## start Dataset excerpts

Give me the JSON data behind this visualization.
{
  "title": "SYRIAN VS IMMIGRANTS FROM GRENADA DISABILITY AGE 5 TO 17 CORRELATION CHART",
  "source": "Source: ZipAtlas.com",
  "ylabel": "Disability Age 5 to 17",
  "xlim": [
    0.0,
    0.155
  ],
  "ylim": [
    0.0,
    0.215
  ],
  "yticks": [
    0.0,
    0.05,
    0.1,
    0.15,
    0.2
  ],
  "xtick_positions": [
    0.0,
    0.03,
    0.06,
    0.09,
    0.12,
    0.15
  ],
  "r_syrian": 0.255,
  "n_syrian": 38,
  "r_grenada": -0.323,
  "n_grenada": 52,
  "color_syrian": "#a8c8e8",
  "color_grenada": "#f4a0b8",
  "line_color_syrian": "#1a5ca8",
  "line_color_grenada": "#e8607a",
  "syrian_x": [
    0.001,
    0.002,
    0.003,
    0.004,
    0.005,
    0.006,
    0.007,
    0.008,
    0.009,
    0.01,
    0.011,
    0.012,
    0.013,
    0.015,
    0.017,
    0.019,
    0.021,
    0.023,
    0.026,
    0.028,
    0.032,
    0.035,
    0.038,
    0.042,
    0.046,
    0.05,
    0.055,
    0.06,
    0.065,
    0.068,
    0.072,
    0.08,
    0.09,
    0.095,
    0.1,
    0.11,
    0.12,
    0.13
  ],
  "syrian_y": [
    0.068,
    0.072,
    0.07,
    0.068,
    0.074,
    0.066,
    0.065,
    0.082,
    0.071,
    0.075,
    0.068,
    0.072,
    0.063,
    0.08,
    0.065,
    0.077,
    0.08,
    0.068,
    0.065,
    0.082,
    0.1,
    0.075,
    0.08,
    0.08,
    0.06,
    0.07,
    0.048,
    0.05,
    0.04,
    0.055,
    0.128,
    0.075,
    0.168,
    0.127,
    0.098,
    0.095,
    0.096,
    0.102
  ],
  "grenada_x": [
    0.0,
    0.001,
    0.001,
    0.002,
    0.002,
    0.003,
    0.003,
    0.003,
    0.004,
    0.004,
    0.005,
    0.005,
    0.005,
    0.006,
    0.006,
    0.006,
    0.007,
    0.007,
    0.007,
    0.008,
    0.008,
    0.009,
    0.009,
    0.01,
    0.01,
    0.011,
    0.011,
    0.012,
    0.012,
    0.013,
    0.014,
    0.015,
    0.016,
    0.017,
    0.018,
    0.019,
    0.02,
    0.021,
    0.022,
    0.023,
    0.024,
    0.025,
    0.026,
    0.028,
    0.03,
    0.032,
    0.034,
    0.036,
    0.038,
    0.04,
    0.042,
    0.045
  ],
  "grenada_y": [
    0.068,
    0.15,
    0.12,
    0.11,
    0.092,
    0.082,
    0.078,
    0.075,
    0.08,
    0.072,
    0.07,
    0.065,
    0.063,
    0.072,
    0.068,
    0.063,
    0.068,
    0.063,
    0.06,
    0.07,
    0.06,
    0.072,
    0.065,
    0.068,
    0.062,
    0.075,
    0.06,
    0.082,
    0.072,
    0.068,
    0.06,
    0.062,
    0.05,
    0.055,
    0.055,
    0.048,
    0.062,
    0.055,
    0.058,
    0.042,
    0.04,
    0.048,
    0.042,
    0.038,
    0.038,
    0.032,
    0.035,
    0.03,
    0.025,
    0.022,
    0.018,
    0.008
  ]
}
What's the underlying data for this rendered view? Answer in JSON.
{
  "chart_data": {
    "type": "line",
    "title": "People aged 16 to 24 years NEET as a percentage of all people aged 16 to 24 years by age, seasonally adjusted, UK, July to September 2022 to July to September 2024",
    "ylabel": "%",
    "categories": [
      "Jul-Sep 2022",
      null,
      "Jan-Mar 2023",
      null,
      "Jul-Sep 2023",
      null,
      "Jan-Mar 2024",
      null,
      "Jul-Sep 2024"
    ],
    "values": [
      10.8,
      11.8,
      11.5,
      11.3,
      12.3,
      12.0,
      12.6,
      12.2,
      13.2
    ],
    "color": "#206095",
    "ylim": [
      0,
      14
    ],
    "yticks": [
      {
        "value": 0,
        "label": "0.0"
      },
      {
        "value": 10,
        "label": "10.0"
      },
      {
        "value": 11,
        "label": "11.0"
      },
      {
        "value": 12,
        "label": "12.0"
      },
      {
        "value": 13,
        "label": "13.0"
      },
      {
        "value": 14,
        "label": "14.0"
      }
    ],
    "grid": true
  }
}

## end Dataset excerpts

Task directions:
Could you give again exactly the lines from the line containing "What's the underlying" through the final line of the data above, and no others?

Solution below:
What's the underlying data for this rendered view? Answer in JSON.
{
  "chart_data": {
    "type": "line",
    "title": "People aged 16 to 24 years NEET as a percentage of all people aged 16 to 24 years by age, seasonally adjusted, UK, July to September 2022 to July to September 2024",
    "ylabel": "%",
    "categories": [
      "Jul-Sep 2022",
      null,
      "Jan-Mar 2023",
      null,
      "Jul-Sep 2023",
      null,
      "Jan-Mar 2024",
      null,
      "Jul-Sep 2024"
    ],
    "values": [
      10.8,
      11.8,
      11.5,
      11.3,
      12.3,
      12.0,
      12.6,
      12.2,
      13.2
    ],
    "color": "#206095",
    "ylim": [
      0,
      14
    ],
    "yticks": [
      {
        "value": 0,
        "label": "0.0"
      },
      {
        "value": 10,
        "label": "10.0"
      },
      {
        "value": 11,
        "label": "11.0"
      },
      {
        "value": 12,
        "label": "12.0"
      },
      {
        "value": 13,
        "label": "13.0"
      },
      {
        "value": 14,
        "label": "14.0"
      }
    ],
    "grid": true
  }
}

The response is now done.